→ **What this task involves**
Pull out every line from the listing that has the word "объема".

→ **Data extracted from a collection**
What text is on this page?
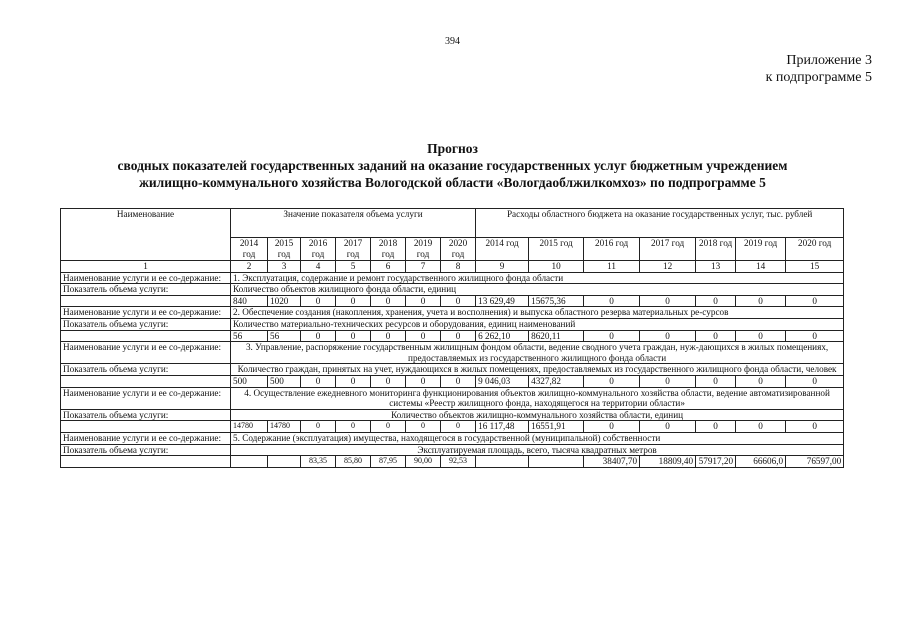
394
Приложение 3
к подпрограмме 5
Прогноз
сводных показателей государственных заданий на оказание государственных услуг бюджетным учреждением
жилищно-коммунального хозяйства Вологодской области «Вологдаоблжилкомхоз» по подпрограмме 5
Наименование	Значение показателя объема услуги							Расходы областного бюджета на оказание государственных услуг, тыс. рублей						
	2014 год	2015 год	2016 год	2017 год	2018 год	2019 год	2020 год	2014 год	2015 год	2016 год	2017 год	2018 год	2019 год	2020 год
1	2	3	4	5	6	7	8	9	10	11	12	13	14	15
Наименование услуги и ее со-держание:	1. Эксплуатация, содержание и ремонт государственного жилищного фонда области													
Показатель объема услуги:	Количество объектов жилищного фонда области, единиц													
	840	1020	0	0	0	0	0	13 629,49	15675,36	0	0	0	0	0
Наименование услуги и ее со-держание:	2. Обеспечение создания (накопления, хранения, учета и восполнения) и выпуска областного резерва материальных ре-сурсов													
Показатель объема услуги:	Количество материально-технических ресурсов и оборудования, единиц наименований													
	56	56	0	0	0	0	0	6 262,10	8620,11	0	0	0	0	0
Наименование услуги и ее со-держание:	3. Управление, распоряжение государственным жилищным фондом области, ведение сводного учета граждан, нуж-дающихся в жилых помещениях, предоставляемых из государственного жилищного фонда области													
Показатель объема услуги:	Количество граждан, принятых на учет, нуждающихся в жилых помещениях, предоставляемых из государственного жилищного фонда области, человек													
	500	500	0	0	0	0	0	9 046,03	4327,82	0	0	0	0	0
Наименование услуги и ее со-держание:	4. Осуществление ежедневного мониторинга функционирования объектов жилищно-коммунального хозяйства области, ведение автоматизированной системы «Реестр жилищного фонда, находящегося на территории области»													
Показатель объема услуги:	Количество объектов жилищно-коммунального хозяйства области, единиц													
	14780	14780	0	0	0	0	0	16 117,48	16551,91	0	0	0	0	0
Наименование услуги и ее со-держание:	5. Содержание (эксплуатация) имущества, находящегося в государственной (муниципальной) собственности													
Показатель объема услуги:	Эксплуатируемая площадь, всего, тысяча квадратных метров													
			83,35	85,80	87,95	90,00	92,53			38407,70	18809,40	57917,20	66606,0	76597,00
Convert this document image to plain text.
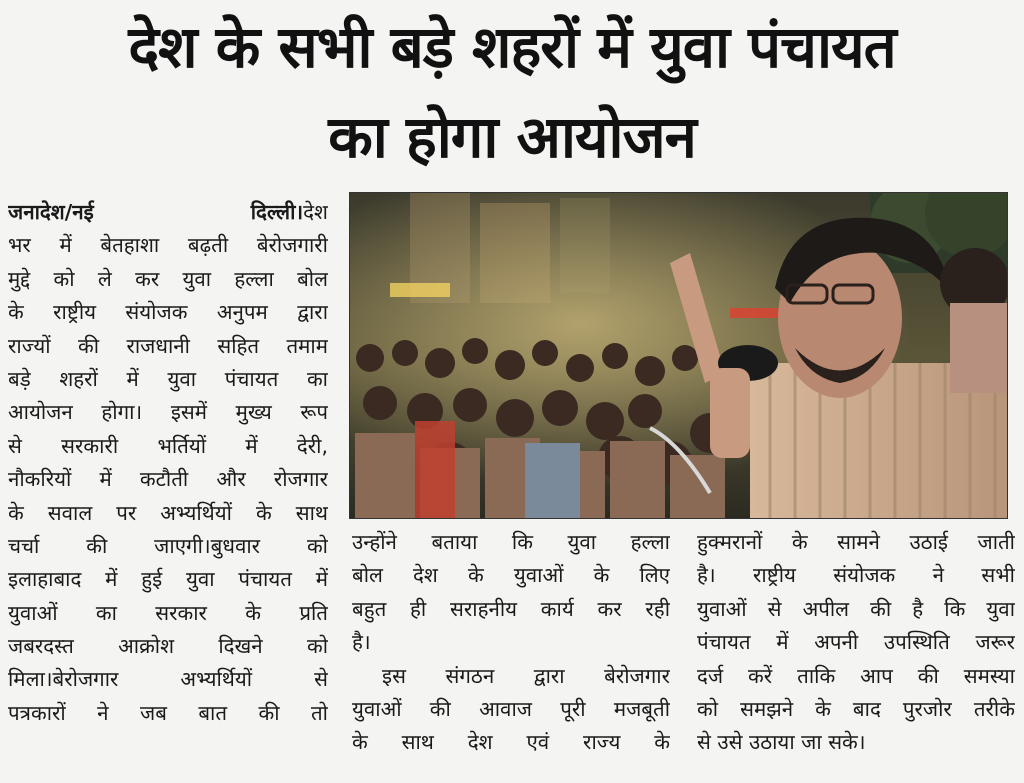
देश के सभी बड़े शहरों में युवा पंचायत
का होगा आयोजन
जनादेश/नई दिल्ली। देश
भर में बेतहाशा बढ़ती बेरोजगारी
मुद्दे को ले कर युवा हल्ला बोल
के राष्ट्रीय संयोजक अनुपम द्वारा
राज्यों की राजधानी सहित तमाम
बड़े शहरों में युवा पंचायत का
आयोजन होगा। इसमें मुख्य रूप
से सरकारी भर्तियों में देरी,
नौकरियों में कटौती और रोजगार
के सवाल पर अभ्यर्थियों के साथ
चर्चा की जाएगी।बुधवार को
इलाहाबाद में हुई युवा पंचायत में
युवाओं का सरकार के प्रति
जबरदस्त आक्रोश दिखने को
मिला।बेरोजगार अभ्यर्थियों से
पत्रकारों ने जब बात की तो
उन्होंने बताया कि युवा हल्ला
बोल देश के युवाओं के लिए
बहुत ही सराहनीय कार्य कर रही
है।
इस संगठन द्वारा बेरोजगार
युवाओं की आवाज पूरी मजबूती
के साथ देश एवं राज्य के
हुक्मरानों के सामने उठाई जाती
है। राष्ट्रीय संयोजक ने सभी
युवाओं से अपील की है कि युवा
पंचायत में अपनी उपस्थिति जरूर
दर्ज करें ताकि आप की समस्या
को समझने के बाद पुरजोर तरीके
से उसे उठाया जा सके।
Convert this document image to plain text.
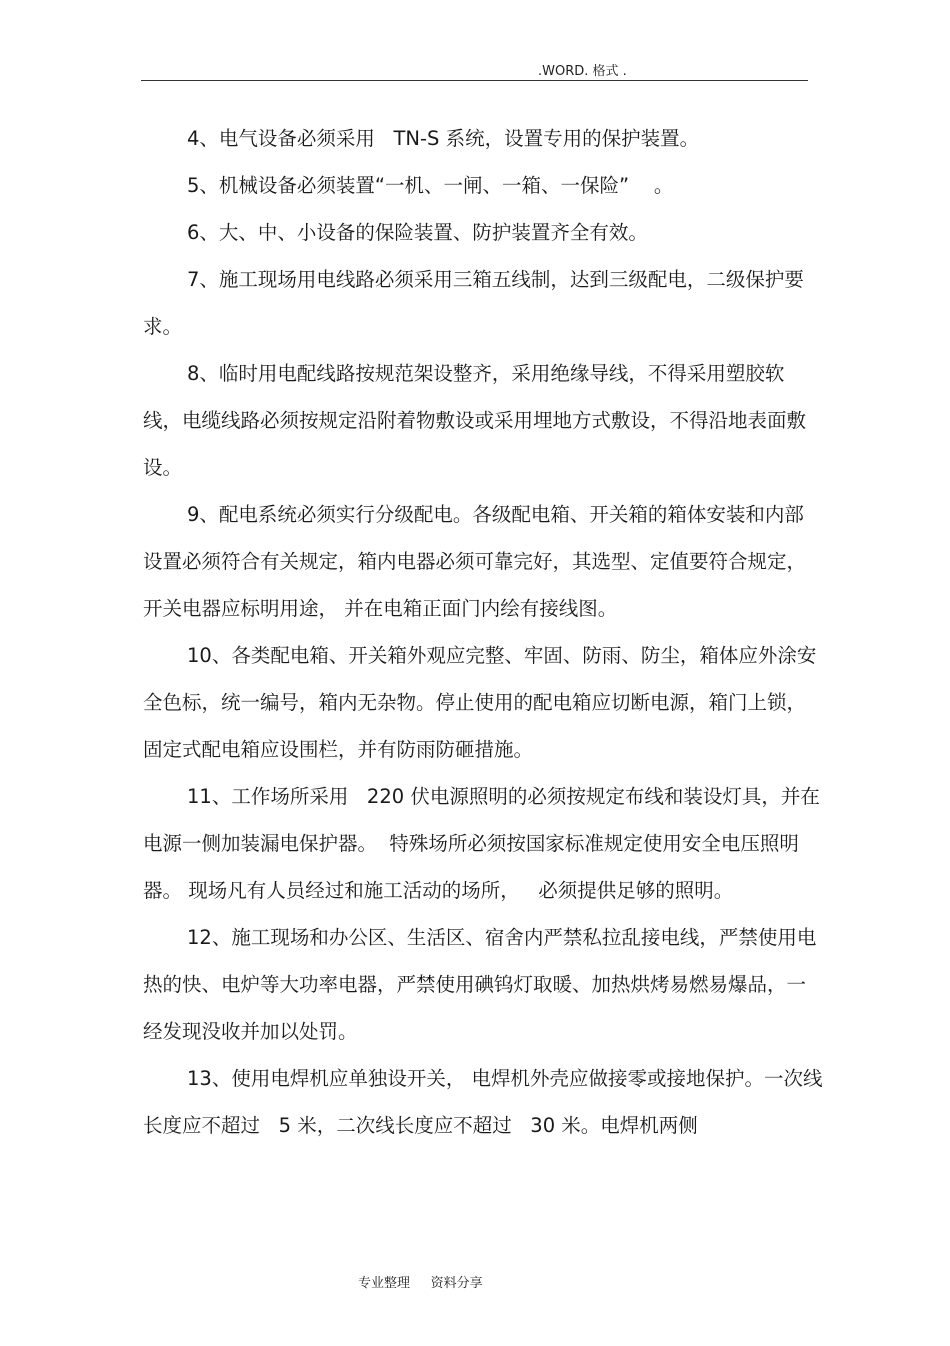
.WORD. 格式 .

4、电气设备必须采用   TN-S 系统，设置专用的保护装置。

5、机械设备必须装置“一机、一闸、一箱、一保险”    。

6、大、中、小设备的保险装置、防护装置齐全有效。

7、施工现场用电线路必须采用三箱五线制，达到三级配电，二级保护要求。

8、临时用电配线路按规范架设整齐，采用绝缘导线，不得采用塑胶软线，电缆线路必须按规定沿附着物敷设或采用埋地方式敷设，不得沿地表面敷设。

9、配电系统必须实行分级配电。各级配电箱、开关箱的箱体安装和内部设置必须符合有关规定，箱内电器必须可靠完好，其选型、定值要符合规定， 开关电器应标明用途， 并在电箱正面门内绘有接线图。

10、各类配电箱、开关箱外观应完整、牢固、防雨、防尘，箱体应外涂安全色标，统一编号，箱内无杂物。停止使用的配电箱应切断电源，箱门上锁，固定式配电箱应设围栏，并有防雨防砸措施。

11、工作场所采用   220 伏电源照明的必须按规定布线和装设灯具，并在电源一侧加装漏电保护器。  特殊场所必须按国家标准规定使用安全电压照明器。 现场凡有人员经过和施工活动的场所，   必须提供足够的照明。

12、施工现场和办公区、生活区、宿舍内严禁私拉乱接电线，严禁使用电热的快、电炉等大功率电器，严禁使用碘钨灯取暖、加热烘烤易燃易爆品，一经发现没收并加以处罚。

13、使用电焊机应单独设开关， 电焊机外壳应做接零或接地保护。一次线长度应不超过   5 米，二次线长度应不超过   30 米。电焊机两侧

专业整理     资料分享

→ **Response below**
Наименование	Значение показателя объема услуги							Расходы областного бюджета на оказание государственных услуг, тыс. рублей						
Показатель объема услуги:	Количество объектов жилищного фонда области, единиц													
Показатель объема услуги:	Количество материально-технических ресурсов и оборудования, единиц наименований													
Показатель объема услуги:	Количество граждан, принятых на учет, нуждающихся в жилых помещениях, предоставляемых из государственного жилищного фонда области, человек													
Показатель объема услуги:	Количество объектов жилищно-коммунального хозяйства области, единиц													
Показатель объема услуги:	Эксплуатируемая площадь, всего, тысяча квадратных метров													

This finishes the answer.